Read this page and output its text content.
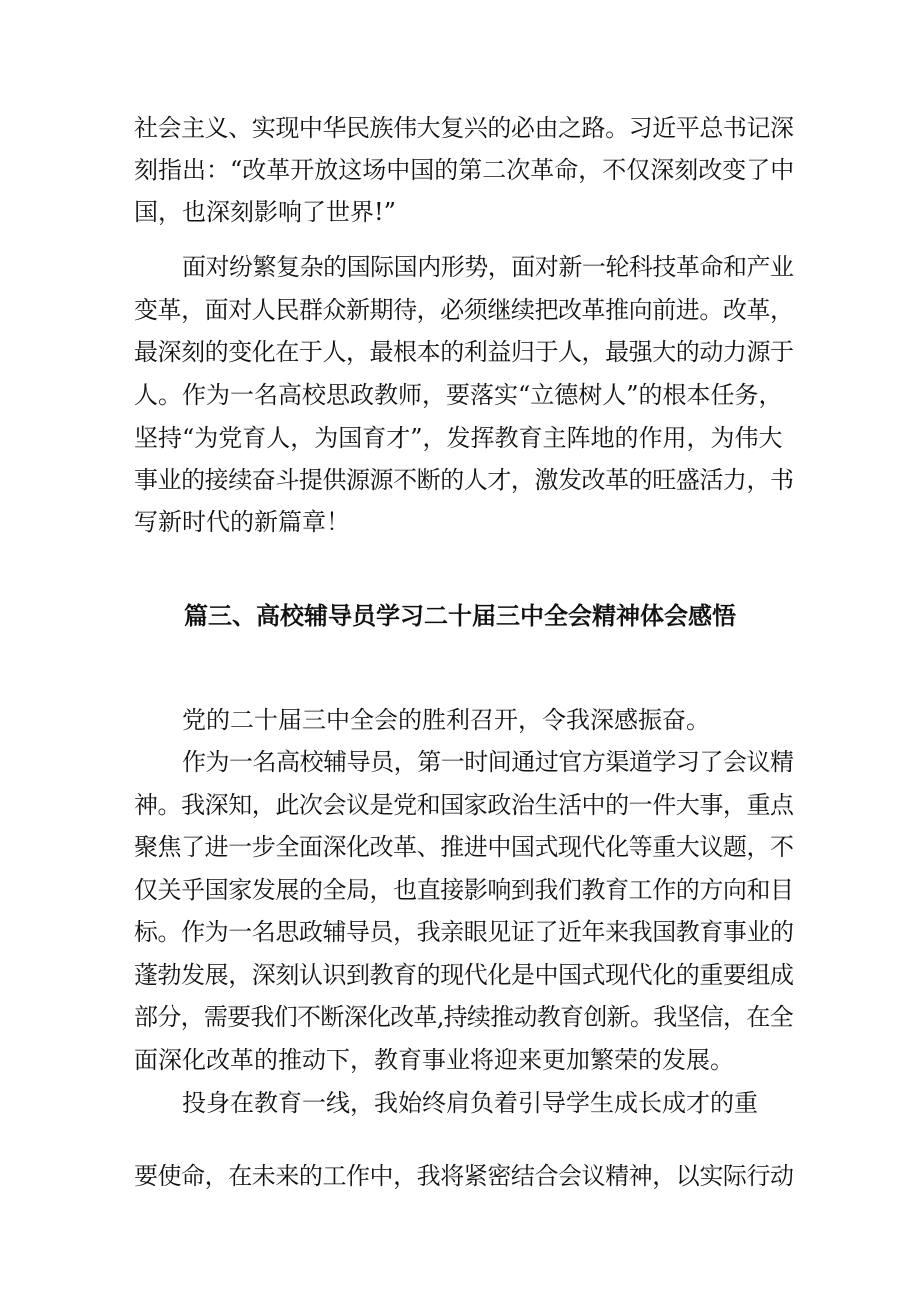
社会主义、实现中华民族伟大复兴的必由之路。习近平总书记深
刻指出：“改革开放这场中国的第二次革命，不仅深刻改变了中
国，也深刻影响了世界!”
面对纷繁复杂的国际国内形势，面对新一轮科技革命和产业
变革，面对人民群众新期待，必须继续把改革推向前进。改革，
最深刻的变化在于人，最根本的利益归于人，最强大的动力源于
人。作为一名高校思政教师，要落实“立德树人”的根本任务，
坚持“为党育人，为国育才”，发挥教育主阵地的作用，为伟大
事业的接续奋斗提供源源不断的人才，激发改革的旺盛活力，书
写新时代的新篇章！
篇三、高校辅导员学习二十届三中全会精神体会感悟
党的二十届三中全会的胜利召开，令我深感振奋。
作为一名高校辅导员，第一时间通过官方渠道学习了会议精
神。我深知，此次会议是党和国家政治生活中的一件大事，重点
聚焦了进一步全面深化改革、推进中国式现代化等重大议题，不
仅关乎国家发展的全局，也直接影响到我们教育工作的方向和目
标。作为一名思政辅导员，我亲眼见证了近年来我国教育事业的
蓬勃发展，深刻认识到教育的现代化是中国式现代化的重要组成
部分，需要我们不断深化改革,持续推动教育创新。我坚信，在全
面深化改革的推动下，教育事业将迎来更加繁荣的发展。
投身在教育一线，我始终肩负着引导学生成长成才的重
要使命，在未来的工作中，我将紧密结合会议精神，以实际行动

******************************

PROBLEM: Write out each entry exactly as given, omitting any picture.

COMPLETED TASK:
Read this page and output its text content.
社会主义、实现中华民族伟大复兴的必由之路。习近平总书记深
刻指出：“改革开放这场中国的第二次革命，不仅深刻改变了中
国，也深刻影响了世界!”
面对纷繁复杂的国际国内形势，面对新一轮科技革命和产业
变革，面对人民群众新期待，必须继续把改革推向前进。改革，
最深刻的变化在于人，最根本的利益归于人，最强大的动力源于
人。作为一名高校思政教师，要落实“立德树人”的根本任务，
坚持“为党育人，为国育才”，发挥教育主阵地的作用，为伟大
事业的接续奋斗提供源源不断的人才，激发改革的旺盛活力，书
写新时代的新篇章！
篇三、高校辅导员学习二十届三中全会精神体会感悟
党的二十届三中全会的胜利召开，令我深感振奋。
作为一名高校辅导员，第一时间通过官方渠道学习了会议精
神。我深知，此次会议是党和国家政治生活中的一件大事，重点
聚焦了进一步全面深化改革、推进中国式现代化等重大议题，不
仅关乎国家发展的全局，也直接影响到我们教育工作的方向和目
标。作为一名思政辅导员，我亲眼见证了近年来我国教育事业的
蓬勃发展，深刻认识到教育的现代化是中国式现代化的重要组成
部分，需要我们不断深化改革,持续推动教育创新。我坚信，在全
面深化改革的推动下，教育事业将迎来更加繁荣的发展。
投身在教育一线，我始终肩负着引导学生成长成才的重
要使命，在未来的工作中，我将紧密结合会议精神，以实际行动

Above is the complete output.